Copy out all lines carrying the word "color".

# DATA LINES:
......

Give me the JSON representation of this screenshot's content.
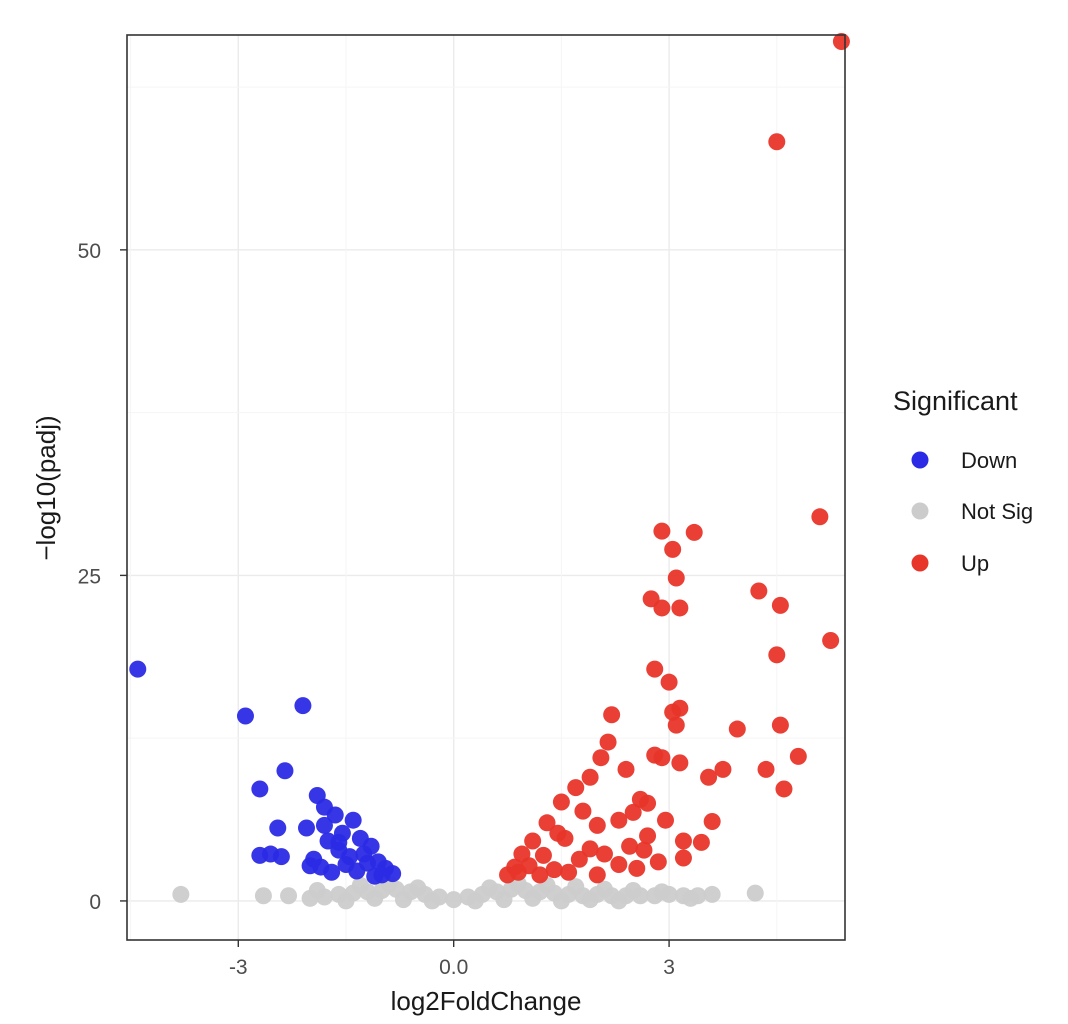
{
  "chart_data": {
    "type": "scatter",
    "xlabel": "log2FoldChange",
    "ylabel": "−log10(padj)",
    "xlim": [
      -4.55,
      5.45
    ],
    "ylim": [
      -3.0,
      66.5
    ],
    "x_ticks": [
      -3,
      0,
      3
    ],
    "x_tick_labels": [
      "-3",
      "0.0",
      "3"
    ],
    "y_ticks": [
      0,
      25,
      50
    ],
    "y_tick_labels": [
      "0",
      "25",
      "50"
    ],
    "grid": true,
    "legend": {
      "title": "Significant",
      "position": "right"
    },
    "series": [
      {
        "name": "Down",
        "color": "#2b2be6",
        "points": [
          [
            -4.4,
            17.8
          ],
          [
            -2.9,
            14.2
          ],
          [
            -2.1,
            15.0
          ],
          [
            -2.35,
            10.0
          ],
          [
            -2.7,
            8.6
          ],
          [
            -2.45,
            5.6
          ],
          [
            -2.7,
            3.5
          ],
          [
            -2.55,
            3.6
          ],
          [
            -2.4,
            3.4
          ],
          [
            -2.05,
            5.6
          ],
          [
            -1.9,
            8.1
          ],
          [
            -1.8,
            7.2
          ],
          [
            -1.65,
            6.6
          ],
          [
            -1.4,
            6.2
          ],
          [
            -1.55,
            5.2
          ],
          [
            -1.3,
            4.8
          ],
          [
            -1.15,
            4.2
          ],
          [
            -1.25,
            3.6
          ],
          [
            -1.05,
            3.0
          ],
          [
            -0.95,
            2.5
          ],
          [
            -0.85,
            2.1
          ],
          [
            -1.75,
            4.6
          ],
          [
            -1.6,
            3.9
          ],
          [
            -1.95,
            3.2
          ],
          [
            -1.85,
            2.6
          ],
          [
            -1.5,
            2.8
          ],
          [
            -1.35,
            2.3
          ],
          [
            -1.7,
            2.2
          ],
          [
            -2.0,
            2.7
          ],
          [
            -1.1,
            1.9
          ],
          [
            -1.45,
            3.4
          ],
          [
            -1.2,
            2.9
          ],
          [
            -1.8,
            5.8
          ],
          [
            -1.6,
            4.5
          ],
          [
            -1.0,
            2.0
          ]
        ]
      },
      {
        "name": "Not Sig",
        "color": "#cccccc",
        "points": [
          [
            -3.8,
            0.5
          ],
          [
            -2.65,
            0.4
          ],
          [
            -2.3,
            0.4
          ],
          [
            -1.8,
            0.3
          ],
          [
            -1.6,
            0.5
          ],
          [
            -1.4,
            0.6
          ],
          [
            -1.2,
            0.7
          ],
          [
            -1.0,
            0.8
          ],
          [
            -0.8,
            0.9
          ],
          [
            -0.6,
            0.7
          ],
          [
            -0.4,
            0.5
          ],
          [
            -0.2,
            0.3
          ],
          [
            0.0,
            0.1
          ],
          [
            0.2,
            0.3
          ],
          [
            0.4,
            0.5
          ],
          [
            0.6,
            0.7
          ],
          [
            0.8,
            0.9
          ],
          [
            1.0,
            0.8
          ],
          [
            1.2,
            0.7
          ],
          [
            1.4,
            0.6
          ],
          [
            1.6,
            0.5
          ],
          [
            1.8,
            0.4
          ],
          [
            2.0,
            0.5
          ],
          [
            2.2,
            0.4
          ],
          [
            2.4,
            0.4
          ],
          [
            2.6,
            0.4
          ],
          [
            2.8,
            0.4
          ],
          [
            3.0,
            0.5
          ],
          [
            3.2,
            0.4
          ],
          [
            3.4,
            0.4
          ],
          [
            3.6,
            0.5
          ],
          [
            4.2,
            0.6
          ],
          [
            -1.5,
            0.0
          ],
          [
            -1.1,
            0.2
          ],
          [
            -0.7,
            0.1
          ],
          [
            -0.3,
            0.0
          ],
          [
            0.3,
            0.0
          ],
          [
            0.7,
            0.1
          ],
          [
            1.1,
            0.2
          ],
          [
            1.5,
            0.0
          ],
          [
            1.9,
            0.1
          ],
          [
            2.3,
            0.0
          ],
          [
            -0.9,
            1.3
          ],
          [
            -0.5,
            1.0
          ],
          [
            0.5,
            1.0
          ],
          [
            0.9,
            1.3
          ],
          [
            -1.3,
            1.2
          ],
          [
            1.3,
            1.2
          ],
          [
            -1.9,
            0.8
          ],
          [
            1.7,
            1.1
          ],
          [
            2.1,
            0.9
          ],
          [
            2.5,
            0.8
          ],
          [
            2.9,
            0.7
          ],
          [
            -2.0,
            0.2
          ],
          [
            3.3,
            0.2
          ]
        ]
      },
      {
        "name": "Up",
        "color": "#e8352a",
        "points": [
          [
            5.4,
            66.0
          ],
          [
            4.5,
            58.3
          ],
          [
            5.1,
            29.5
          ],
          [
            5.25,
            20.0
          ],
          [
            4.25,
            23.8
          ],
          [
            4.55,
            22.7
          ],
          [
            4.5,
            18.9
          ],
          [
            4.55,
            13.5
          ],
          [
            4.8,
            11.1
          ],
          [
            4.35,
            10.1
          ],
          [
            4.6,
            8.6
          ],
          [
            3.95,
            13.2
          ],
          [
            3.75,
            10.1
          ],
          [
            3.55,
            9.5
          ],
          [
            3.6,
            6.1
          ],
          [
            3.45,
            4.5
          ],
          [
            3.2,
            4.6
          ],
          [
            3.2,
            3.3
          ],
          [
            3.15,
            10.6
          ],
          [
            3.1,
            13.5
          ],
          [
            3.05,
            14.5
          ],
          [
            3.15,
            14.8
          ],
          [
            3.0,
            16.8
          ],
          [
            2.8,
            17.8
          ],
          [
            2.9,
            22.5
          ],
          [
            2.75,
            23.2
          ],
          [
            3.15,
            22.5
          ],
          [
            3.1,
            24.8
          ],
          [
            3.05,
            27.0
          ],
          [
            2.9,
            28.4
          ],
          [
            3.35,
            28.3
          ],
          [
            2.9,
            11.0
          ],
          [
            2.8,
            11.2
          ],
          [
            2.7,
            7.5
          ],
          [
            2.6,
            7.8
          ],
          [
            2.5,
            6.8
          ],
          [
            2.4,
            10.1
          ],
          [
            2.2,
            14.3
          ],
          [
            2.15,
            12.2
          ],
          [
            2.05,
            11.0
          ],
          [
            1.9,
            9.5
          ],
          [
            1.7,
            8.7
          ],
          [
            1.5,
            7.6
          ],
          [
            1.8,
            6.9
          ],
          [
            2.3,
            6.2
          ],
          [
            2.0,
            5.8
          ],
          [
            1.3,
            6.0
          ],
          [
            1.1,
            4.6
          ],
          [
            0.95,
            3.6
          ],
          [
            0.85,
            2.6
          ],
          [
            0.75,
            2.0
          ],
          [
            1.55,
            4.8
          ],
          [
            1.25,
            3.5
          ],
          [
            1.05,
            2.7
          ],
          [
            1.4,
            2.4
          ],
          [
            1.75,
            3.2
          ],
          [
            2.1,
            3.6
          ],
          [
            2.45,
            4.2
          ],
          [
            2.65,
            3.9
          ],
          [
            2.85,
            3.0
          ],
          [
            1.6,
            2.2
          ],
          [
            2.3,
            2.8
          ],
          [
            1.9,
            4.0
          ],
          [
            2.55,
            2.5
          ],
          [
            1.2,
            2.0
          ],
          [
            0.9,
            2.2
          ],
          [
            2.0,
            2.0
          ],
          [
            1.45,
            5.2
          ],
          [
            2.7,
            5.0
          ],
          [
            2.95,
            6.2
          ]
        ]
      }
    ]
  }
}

......

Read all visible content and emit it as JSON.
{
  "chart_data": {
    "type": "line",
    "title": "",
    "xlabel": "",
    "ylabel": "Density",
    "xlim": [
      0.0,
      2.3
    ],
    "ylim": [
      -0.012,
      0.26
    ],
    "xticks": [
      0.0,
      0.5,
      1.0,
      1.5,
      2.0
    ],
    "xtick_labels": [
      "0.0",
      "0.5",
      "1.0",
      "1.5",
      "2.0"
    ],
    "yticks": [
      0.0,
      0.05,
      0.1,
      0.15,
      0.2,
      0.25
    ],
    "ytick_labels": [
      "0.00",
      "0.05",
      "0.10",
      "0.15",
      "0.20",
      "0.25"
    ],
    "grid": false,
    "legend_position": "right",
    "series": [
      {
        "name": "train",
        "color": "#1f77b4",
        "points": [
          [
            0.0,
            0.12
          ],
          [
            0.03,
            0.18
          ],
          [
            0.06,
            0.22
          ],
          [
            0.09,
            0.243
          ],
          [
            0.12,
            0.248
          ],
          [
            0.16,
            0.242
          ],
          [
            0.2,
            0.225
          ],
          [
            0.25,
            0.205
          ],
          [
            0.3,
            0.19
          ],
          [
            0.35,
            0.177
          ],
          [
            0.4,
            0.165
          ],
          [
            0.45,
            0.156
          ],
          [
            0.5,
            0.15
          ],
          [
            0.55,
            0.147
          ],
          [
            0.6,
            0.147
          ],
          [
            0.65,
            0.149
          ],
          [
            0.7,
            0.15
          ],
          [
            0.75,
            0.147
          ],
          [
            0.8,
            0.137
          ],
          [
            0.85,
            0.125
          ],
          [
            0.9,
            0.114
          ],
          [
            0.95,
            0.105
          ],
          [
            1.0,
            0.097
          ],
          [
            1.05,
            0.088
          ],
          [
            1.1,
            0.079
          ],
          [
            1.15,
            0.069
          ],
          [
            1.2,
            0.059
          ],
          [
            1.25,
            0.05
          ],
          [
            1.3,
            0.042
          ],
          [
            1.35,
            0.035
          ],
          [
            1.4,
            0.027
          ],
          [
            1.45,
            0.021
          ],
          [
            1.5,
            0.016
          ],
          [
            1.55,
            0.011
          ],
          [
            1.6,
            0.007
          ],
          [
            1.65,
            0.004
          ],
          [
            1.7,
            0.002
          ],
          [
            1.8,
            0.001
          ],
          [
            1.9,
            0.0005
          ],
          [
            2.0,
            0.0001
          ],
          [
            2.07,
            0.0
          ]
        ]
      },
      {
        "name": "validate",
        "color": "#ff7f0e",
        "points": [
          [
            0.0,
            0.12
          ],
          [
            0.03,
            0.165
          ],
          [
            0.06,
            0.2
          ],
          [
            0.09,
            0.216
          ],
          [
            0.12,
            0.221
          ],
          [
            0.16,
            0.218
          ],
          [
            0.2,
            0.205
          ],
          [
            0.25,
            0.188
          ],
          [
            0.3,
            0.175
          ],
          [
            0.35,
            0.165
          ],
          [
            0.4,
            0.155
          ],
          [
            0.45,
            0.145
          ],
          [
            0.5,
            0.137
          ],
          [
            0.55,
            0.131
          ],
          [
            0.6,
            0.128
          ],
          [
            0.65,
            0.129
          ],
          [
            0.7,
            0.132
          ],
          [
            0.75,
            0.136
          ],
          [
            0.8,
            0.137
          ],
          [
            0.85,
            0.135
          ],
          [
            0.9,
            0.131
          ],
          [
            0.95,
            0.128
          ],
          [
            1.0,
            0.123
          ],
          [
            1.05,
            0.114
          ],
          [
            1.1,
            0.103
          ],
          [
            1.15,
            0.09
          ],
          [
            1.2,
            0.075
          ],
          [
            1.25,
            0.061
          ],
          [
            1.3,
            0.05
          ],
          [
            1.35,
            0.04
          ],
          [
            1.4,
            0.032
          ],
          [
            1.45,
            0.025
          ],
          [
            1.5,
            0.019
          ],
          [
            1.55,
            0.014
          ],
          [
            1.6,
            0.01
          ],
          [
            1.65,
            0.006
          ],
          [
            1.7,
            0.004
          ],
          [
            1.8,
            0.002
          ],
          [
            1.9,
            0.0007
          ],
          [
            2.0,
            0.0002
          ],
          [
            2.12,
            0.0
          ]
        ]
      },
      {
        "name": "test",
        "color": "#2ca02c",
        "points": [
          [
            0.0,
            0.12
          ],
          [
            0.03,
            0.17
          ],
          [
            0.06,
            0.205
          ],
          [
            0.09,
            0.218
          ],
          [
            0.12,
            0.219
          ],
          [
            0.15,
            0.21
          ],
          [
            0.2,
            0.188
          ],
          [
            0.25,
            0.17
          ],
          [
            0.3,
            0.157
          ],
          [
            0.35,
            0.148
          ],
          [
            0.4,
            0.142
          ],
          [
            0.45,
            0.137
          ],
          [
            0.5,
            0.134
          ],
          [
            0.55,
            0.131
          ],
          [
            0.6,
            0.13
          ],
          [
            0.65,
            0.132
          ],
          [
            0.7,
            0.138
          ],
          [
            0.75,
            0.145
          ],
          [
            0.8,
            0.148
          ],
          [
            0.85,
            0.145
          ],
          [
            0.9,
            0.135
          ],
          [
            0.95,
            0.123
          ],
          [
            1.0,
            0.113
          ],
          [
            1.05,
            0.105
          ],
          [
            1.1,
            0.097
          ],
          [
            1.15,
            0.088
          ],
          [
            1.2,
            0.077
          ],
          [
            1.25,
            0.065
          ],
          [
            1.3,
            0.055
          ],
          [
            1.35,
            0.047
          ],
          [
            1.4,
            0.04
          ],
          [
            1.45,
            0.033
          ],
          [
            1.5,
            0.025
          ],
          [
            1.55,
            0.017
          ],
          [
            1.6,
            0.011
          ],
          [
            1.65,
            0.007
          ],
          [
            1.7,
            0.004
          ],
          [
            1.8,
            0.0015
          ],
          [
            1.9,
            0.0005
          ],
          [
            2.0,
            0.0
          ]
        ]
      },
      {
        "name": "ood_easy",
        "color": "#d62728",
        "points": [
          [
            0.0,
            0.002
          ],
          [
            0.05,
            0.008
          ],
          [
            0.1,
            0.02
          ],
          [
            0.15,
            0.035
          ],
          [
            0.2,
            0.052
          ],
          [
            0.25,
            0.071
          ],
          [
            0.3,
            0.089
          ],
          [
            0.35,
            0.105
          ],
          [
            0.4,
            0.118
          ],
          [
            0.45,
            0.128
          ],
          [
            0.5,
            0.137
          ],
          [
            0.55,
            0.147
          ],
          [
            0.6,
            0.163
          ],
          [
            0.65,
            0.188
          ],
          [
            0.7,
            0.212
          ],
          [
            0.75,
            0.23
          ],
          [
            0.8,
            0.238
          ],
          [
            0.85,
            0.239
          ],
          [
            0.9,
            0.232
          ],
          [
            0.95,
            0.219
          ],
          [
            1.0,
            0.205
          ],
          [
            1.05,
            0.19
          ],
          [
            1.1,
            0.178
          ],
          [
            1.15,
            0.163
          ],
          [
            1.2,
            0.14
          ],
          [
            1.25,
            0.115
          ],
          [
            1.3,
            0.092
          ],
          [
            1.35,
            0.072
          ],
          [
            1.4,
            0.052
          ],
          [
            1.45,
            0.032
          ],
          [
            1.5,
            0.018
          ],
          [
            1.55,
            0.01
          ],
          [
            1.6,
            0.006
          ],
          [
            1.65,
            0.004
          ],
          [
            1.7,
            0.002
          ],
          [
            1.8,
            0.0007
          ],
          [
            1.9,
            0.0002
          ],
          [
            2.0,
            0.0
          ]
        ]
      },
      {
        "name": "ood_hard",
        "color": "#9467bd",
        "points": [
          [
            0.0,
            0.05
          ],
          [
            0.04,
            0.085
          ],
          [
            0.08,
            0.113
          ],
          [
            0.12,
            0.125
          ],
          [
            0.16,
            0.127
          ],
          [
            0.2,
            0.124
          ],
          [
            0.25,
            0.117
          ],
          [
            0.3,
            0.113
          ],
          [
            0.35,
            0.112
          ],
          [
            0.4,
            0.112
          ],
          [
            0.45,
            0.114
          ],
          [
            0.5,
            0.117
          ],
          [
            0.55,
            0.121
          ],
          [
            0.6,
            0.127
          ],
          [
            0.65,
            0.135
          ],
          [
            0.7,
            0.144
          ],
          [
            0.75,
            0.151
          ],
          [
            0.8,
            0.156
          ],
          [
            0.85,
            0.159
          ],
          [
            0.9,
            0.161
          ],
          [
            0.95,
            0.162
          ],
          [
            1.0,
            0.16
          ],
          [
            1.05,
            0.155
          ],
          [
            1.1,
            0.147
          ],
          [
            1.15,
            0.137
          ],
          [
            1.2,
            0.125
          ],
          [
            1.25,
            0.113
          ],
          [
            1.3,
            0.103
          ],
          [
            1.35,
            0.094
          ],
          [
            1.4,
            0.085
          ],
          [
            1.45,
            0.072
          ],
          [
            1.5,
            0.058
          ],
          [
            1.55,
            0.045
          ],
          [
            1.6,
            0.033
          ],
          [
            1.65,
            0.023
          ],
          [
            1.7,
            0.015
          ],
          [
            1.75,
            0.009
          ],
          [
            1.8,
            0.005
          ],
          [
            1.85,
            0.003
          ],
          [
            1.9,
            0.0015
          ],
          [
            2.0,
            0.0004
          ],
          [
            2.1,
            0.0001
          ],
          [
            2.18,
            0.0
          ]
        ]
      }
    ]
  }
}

......

# RESPONSE:
        "color": "#2b2be6",
        "color": "#cccccc",
        "color": "#e8352a",
        "color": "#1f77b4",
        "color": "#ff7f0e",
        "color": "#2ca02c",
        "color": "#d62728",
        "color": "#9467bd",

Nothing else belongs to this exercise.